— Extracts from a graphics dataset —
----

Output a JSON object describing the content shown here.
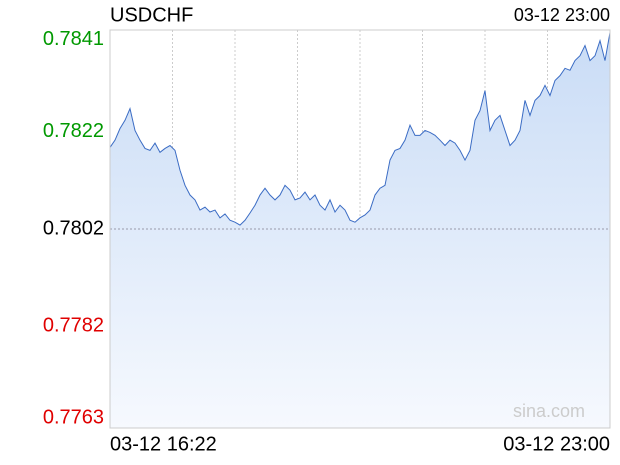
{
  "chart_data": {
    "type": "line",
    "title": "USDCHF",
    "timestamp": "03-12 23:00",
    "x_labels": [
      "03-12 16:22",
      "03-12 23:00"
    ],
    "values": [
      0.78188,
      0.78203,
      0.78227,
      0.78244,
      0.78268,
      0.78223,
      0.78203,
      0.78186,
      0.78182,
      0.78197,
      0.78178,
      0.78186,
      0.78192,
      0.78182,
      0.78141,
      0.7811,
      0.7809,
      0.7808,
      0.78059,
      0.78065,
      0.78055,
      0.78059,
      0.78043,
      0.78051,
      0.78038,
      0.78034,
      0.78028,
      0.78038,
      0.78053,
      0.78069,
      0.7809,
      0.78104,
      0.7809,
      0.7808,
      0.7809,
      0.7811,
      0.781,
      0.7808,
      0.78084,
      0.78096,
      0.7808,
      0.7809,
      0.78069,
      0.78059,
      0.7808,
      0.78055,
      0.78069,
      0.78059,
      0.78038,
      0.78034,
      0.78043,
      0.78049,
      0.78059,
      0.7809,
      0.78104,
      0.7811,
      0.78162,
      0.78182,
      0.78186,
      0.78203,
      0.78234,
      0.78213,
      0.78213,
      0.78223,
      0.78219,
      0.78213,
      0.78203,
      0.78192,
      0.78203,
      0.78197,
      0.78182,
      0.78162,
      0.78182,
      0.78244,
      0.78264,
      0.78305,
      0.78223,
      0.78244,
      0.78254,
      0.78223,
      0.78192,
      0.78203,
      0.78223,
      0.78285,
      0.78254,
      0.78285,
      0.78295,
      0.78316,
      0.78295,
      0.78326,
      0.78336,
      0.78351,
      0.78347,
      0.78367,
      0.78377,
      0.78398,
      0.78367,
      0.78377,
      0.78408,
      0.78367,
      0.78425
    ],
    "color": "#3b6cc4",
    "ylim": [
      0.7761,
      0.7843
    ],
    "yticks": [
      0.7763,
      0.7782,
      0.7802,
      0.7822,
      0.7841
    ],
    "reference_line": 0.7802,
    "up_color": "#009900",
    "down_color": "#e00000",
    "flat_color": "#000000",
    "x_grid_divisions": 8,
    "watermark": "sina.com"
  }
}
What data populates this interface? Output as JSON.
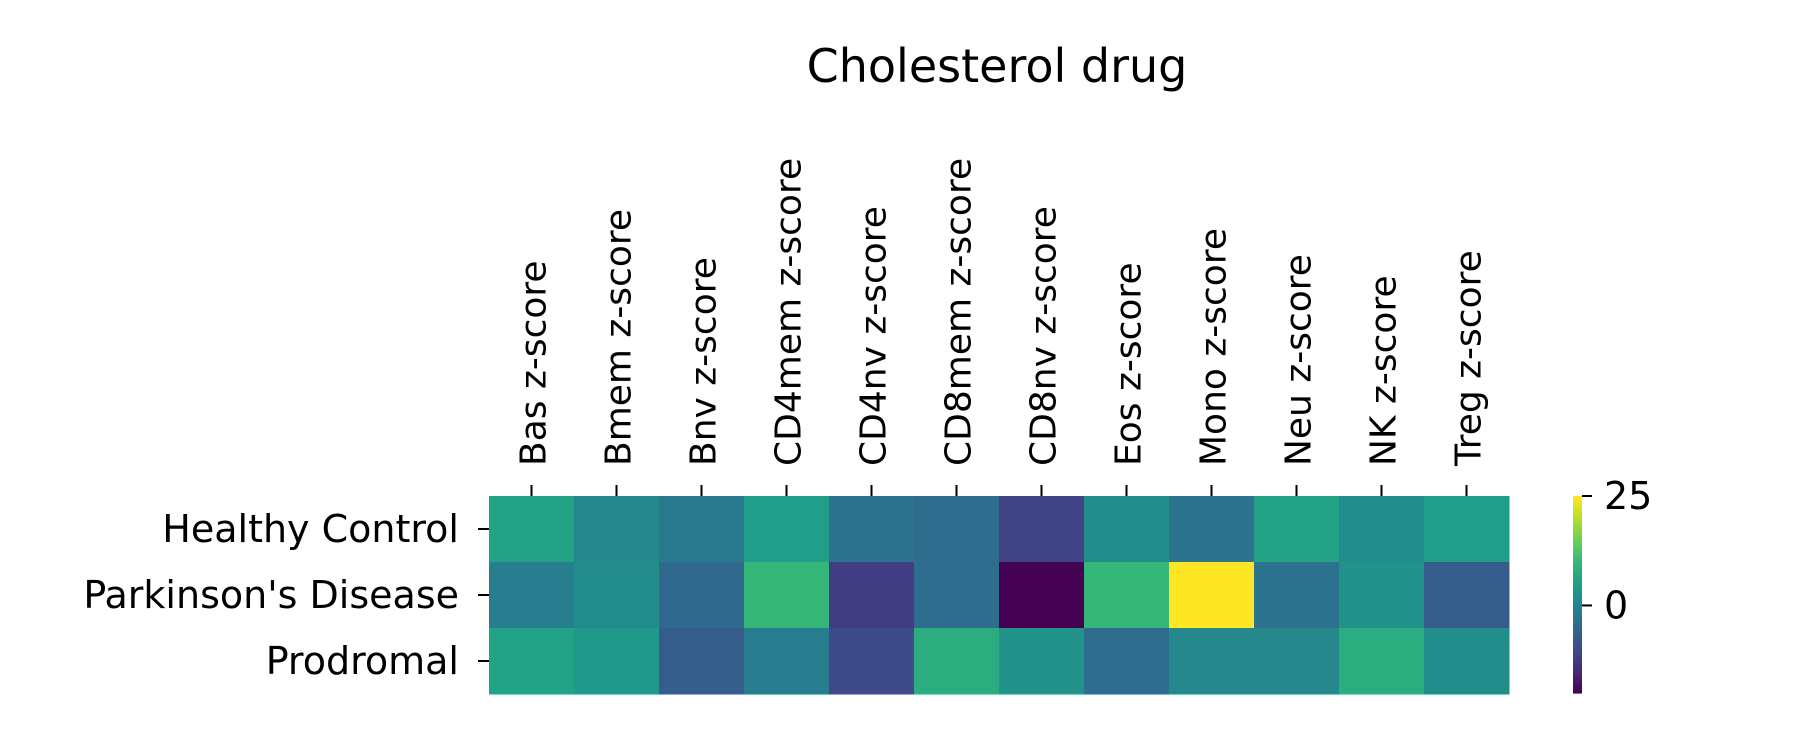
{
  "chart_data": {
    "type": "heatmap",
    "title": "Cholesterol drug",
    "columns": [
      "Bas z-score",
      "Bmem z-score",
      "Bnv z-score",
      "CD4mem z-score",
      "CD4nv z-score",
      "CD8mem z-score",
      "CD8nv z-score",
      "Eos z-score",
      "Mono z-score",
      "Neu z-score",
      "NK z-score",
      "Treg z-score"
    ],
    "rows": [
      "Healthy Control",
      "Parkinson's Disease",
      "Prodromal"
    ],
    "values": [
      [
        6,
        1,
        -2,
        5,
        -3,
        -4,
        -11,
        2,
        -3,
        6,
        2,
        5
      ],
      [
        -1,
        2,
        -5,
        10,
        -12,
        -4,
        -20,
        10,
        25,
        -3,
        3,
        -7
      ],
      [
        6,
        4,
        -7,
        -1,
        -10,
        8,
        3,
        -4,
        1,
        1,
        8,
        2
      ]
    ],
    "colorbar": {
      "ticks": [
        25,
        0
      ],
      "vmin": -20,
      "vmax": 25
    },
    "colormap": "viridis"
  }
}
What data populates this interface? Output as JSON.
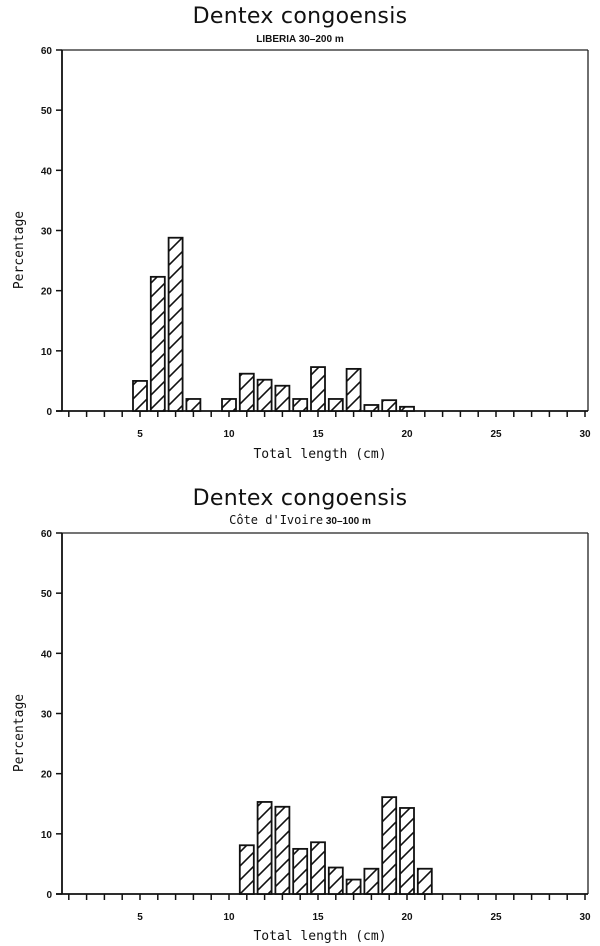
{
  "charts": [
    {
      "title": "Dentex congoensis",
      "subtitle_location": "LIBERIA",
      "subtitle_depth": "30–200 m",
      "xlabel": "Total length (cm)",
      "ylabel": "Percentage"
    },
    {
      "title": "Dentex congoensis",
      "subtitle_location": "Côte d'Ivoire",
      "subtitle_depth": "30–100 m",
      "xlabel": "Total length (cm)",
      "ylabel": "Percentage"
    }
  ],
  "chart_data": [
    {
      "type": "bar",
      "title": "Dentex congoensis",
      "subtitle": "LIBERIA 30-200 m",
      "xlabel": "Total length (cm)",
      "ylabel": "Percentage",
      "xlim": [
        0,
        30
      ],
      "ylim": [
        0,
        60
      ],
      "xticks": [
        5,
        10,
        15,
        20,
        25,
        30
      ],
      "yticks": [
        0,
        10,
        20,
        30,
        40,
        50,
        60
      ],
      "grid": false,
      "bar_style": "hatched diagonal, black outline, white fill",
      "categories": [
        5,
        6,
        7,
        8,
        10,
        11,
        12,
        13,
        14,
        15,
        16,
        17,
        18,
        19,
        20
      ],
      "values": [
        5.0,
        22.3,
        28.8,
        2.0,
        2.0,
        6.2,
        5.2,
        4.2,
        2.0,
        7.3,
        2.0,
        7.0,
        1.0,
        1.8,
        0.7
      ]
    },
    {
      "type": "bar",
      "title": "Dentex congoensis",
      "subtitle": "Côte d'Ivoire 30-100 m",
      "xlabel": "Total length (cm)",
      "ylabel": "Percentage",
      "xlim": [
        0,
        30
      ],
      "ylim": [
        0,
        60
      ],
      "xticks": [
        5,
        10,
        15,
        20,
        25,
        30
      ],
      "yticks": [
        0,
        10,
        20,
        30,
        40,
        50,
        60
      ],
      "grid": false,
      "bar_style": "hatched diagonal, black outline, white fill",
      "categories": [
        11,
        12,
        13,
        14,
        15,
        16,
        17,
        18,
        19,
        20,
        21
      ],
      "values": [
        8.1,
        15.3,
        14.5,
        7.5,
        8.6,
        4.4,
        2.4,
        4.2,
        16.1,
        14.3,
        4.2
      ]
    }
  ]
}
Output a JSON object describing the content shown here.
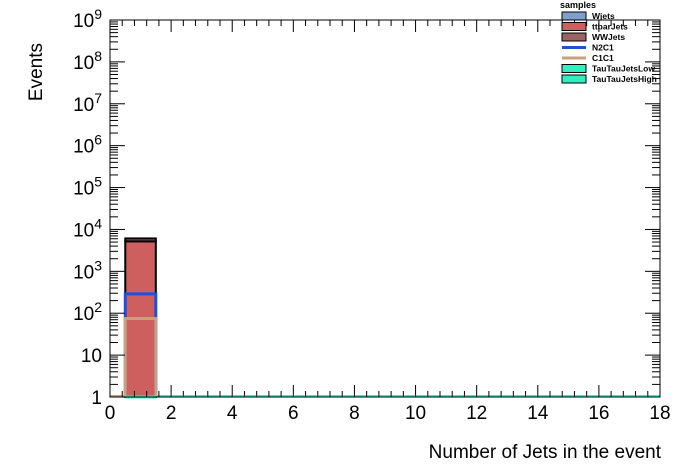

----

— PROBLEM STATEMENT —
Pick out, from the lines above, every one that contains the string "score".

— EXERCISE OUTPUT —
      "Bas z-score",
      "Bmem z-score",
      "Bnv z-score",
      "CD4mem z-score",
      "CD4nv z-score",
      "CD8mem z-score",
      "CD8nv z-score",
      "Eos z-score",
      "Mono z-score",
      "Neu z-score",
      "NK z-score",
      "Treg z-score"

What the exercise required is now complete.